Problem ::
Search the material for the word "text" and copy each line that holds it.

##### Data listing

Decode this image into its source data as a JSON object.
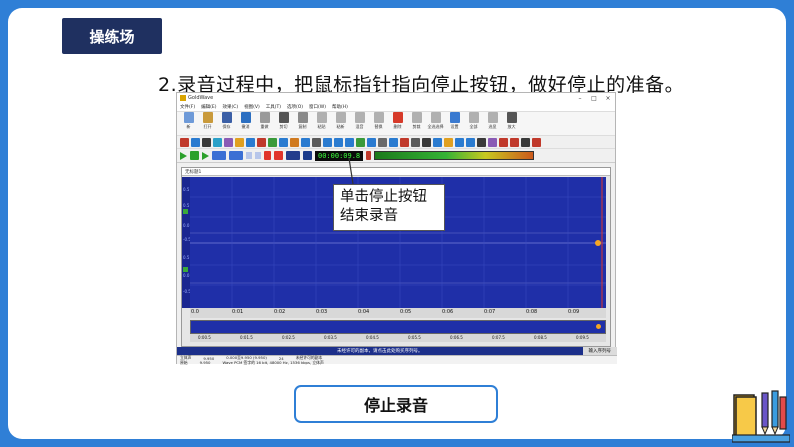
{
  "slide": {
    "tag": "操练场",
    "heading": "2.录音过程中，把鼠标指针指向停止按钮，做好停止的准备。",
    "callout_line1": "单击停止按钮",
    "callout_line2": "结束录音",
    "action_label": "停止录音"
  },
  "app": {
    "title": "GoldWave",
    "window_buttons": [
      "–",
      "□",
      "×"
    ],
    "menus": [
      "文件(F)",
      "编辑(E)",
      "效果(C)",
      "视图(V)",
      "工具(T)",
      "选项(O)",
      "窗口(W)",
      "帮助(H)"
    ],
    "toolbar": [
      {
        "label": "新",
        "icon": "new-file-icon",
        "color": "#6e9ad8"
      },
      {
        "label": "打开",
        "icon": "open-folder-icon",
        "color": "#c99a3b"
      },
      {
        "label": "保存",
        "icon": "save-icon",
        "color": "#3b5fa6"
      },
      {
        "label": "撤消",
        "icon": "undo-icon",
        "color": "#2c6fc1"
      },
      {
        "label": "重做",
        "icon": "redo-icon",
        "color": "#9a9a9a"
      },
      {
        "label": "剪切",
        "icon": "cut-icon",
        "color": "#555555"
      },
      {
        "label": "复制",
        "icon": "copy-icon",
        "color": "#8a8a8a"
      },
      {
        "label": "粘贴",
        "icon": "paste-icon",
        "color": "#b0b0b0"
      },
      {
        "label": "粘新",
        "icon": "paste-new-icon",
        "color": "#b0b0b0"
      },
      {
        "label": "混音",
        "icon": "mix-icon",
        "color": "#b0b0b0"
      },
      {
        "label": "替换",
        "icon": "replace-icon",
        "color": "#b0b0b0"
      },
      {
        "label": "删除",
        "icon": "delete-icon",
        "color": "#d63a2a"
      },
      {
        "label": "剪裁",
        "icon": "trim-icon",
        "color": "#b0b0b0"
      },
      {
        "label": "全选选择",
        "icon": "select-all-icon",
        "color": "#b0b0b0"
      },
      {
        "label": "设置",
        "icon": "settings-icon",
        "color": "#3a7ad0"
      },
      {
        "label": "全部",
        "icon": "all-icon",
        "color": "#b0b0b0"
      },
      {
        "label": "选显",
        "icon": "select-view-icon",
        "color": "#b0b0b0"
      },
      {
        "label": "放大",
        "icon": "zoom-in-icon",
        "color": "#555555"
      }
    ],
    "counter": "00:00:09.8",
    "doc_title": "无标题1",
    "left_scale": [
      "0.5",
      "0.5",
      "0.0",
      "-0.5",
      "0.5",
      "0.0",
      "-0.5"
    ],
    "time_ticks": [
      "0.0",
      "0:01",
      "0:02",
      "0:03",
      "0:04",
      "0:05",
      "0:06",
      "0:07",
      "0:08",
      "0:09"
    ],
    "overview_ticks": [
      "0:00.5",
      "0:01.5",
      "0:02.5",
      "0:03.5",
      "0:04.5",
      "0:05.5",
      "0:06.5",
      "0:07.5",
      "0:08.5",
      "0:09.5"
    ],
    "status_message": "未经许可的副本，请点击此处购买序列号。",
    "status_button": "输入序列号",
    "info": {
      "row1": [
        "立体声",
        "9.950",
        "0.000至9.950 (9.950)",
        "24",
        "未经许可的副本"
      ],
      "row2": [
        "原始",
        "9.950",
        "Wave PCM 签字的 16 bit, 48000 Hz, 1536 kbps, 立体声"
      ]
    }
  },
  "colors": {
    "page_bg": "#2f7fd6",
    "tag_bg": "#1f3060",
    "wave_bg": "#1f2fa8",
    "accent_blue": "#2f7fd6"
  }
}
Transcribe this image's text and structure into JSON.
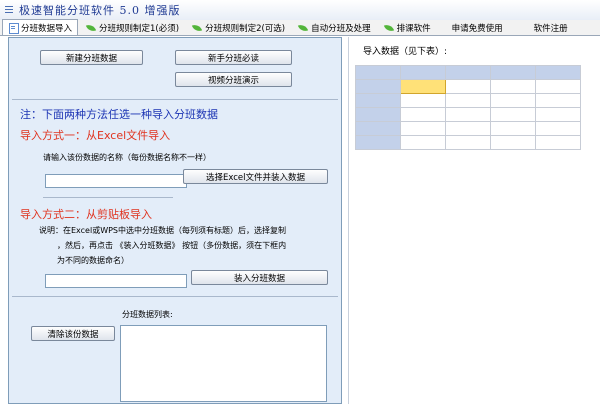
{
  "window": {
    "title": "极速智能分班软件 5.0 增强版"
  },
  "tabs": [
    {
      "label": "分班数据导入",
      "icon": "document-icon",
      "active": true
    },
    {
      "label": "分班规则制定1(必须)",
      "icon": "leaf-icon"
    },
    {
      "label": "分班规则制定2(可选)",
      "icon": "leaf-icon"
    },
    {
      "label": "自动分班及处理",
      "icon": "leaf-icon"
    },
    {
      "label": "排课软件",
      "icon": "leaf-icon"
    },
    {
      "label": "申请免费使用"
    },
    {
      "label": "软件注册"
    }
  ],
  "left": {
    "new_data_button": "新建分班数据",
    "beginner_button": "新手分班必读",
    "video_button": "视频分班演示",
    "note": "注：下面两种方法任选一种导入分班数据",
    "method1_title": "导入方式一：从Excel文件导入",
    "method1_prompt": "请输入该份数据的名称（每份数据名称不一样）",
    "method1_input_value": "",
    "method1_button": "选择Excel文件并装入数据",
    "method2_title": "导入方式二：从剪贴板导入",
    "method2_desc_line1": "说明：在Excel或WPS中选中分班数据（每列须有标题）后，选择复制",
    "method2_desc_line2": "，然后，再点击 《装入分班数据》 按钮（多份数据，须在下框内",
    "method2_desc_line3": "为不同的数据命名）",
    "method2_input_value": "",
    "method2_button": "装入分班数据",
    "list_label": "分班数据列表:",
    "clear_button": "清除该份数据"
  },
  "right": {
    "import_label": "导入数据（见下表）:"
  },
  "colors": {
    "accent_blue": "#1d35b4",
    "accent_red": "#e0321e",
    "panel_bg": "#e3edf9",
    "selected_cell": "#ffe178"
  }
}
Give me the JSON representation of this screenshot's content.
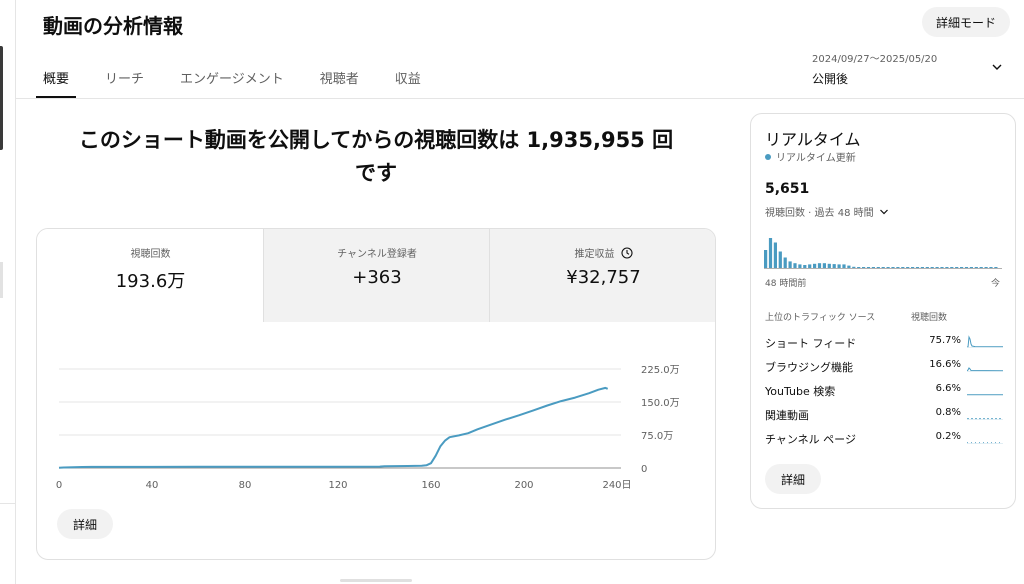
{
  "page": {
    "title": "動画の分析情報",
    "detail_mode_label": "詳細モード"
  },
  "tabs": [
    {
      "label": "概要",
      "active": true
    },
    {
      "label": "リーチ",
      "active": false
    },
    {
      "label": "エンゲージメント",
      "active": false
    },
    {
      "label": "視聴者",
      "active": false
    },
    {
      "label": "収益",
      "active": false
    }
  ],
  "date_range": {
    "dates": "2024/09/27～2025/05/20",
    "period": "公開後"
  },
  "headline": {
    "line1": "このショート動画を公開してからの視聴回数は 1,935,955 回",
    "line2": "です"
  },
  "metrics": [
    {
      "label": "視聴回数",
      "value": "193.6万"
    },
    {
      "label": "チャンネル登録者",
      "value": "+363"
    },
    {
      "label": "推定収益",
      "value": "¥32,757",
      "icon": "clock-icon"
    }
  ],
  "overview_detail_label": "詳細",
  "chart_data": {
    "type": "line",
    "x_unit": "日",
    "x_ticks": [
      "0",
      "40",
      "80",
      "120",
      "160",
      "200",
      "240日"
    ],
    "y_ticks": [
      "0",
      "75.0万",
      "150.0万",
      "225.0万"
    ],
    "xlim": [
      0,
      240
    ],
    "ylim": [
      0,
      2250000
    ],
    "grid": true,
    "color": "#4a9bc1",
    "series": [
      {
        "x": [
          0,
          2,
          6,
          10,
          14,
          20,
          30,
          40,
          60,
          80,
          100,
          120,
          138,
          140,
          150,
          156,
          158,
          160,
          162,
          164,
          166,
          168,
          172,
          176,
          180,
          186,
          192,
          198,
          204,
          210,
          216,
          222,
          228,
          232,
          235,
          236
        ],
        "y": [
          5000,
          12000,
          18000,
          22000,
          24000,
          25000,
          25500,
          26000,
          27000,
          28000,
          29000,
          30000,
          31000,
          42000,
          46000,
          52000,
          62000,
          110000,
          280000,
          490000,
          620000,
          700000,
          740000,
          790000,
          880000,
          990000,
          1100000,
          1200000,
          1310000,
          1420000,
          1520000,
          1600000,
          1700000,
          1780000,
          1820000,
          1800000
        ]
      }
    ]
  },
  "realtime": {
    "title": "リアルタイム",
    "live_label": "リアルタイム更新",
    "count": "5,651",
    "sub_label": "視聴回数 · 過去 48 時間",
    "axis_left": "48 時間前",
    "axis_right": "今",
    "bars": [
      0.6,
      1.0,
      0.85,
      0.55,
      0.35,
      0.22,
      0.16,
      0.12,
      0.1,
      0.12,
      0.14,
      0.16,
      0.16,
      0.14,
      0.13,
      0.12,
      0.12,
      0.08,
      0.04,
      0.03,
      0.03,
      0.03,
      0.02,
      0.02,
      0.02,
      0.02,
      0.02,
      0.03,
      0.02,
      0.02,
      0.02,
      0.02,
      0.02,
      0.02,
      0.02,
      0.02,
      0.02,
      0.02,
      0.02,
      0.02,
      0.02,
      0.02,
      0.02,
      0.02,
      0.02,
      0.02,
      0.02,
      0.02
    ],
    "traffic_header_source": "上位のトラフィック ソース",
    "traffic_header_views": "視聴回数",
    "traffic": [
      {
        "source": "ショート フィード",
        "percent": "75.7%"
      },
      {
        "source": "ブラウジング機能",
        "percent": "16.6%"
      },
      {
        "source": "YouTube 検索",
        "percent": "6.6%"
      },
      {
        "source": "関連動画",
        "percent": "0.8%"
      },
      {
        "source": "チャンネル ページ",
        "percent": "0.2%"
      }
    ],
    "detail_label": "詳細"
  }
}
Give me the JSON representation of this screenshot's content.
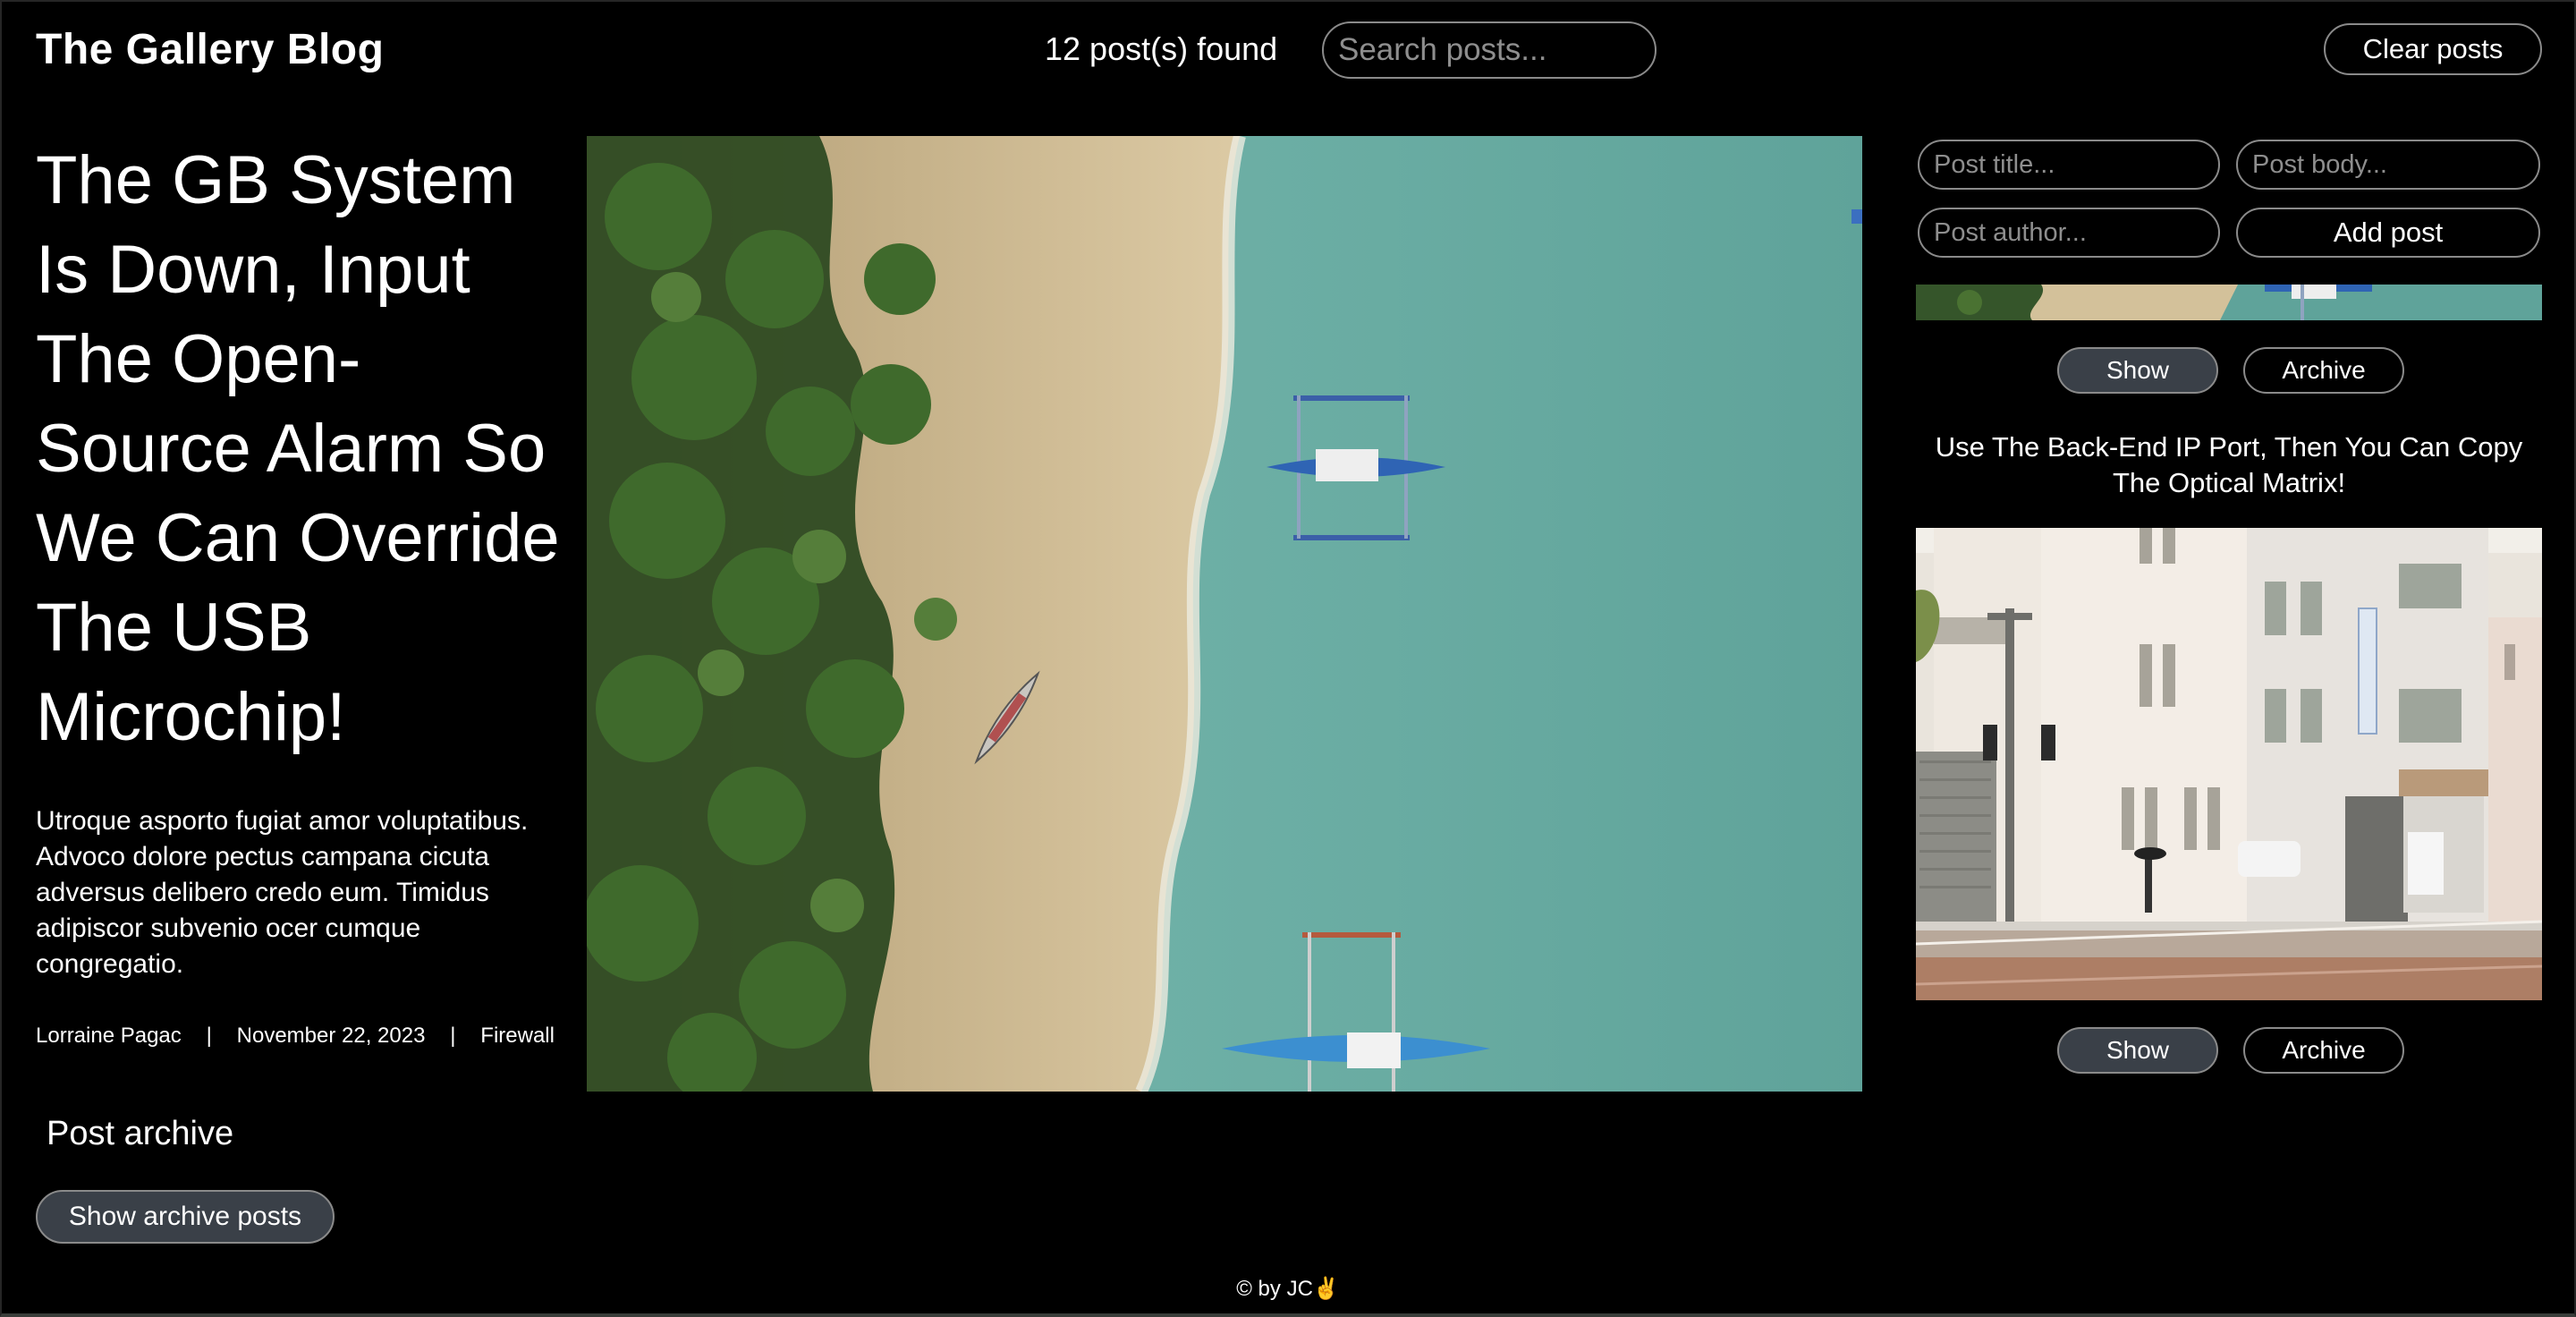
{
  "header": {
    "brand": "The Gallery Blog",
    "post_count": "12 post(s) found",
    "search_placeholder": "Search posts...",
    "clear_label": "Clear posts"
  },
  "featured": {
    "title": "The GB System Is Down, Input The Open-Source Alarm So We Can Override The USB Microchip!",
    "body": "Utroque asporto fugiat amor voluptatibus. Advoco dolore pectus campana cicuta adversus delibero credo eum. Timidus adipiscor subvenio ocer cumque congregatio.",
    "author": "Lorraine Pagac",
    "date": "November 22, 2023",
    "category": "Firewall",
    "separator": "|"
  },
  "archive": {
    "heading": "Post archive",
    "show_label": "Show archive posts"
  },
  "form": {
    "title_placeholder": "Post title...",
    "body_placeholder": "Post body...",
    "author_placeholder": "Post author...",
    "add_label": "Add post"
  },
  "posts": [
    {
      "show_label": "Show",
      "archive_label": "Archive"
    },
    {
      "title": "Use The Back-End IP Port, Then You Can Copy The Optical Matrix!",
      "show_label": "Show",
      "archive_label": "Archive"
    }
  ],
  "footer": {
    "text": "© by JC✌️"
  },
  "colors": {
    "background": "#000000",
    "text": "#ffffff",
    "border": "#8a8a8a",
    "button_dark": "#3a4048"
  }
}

##########

Completed exercise ::
Transcribe this image's text and structure into JSON.
    "text": "© by JC✌️"
    "text": "#ffffff",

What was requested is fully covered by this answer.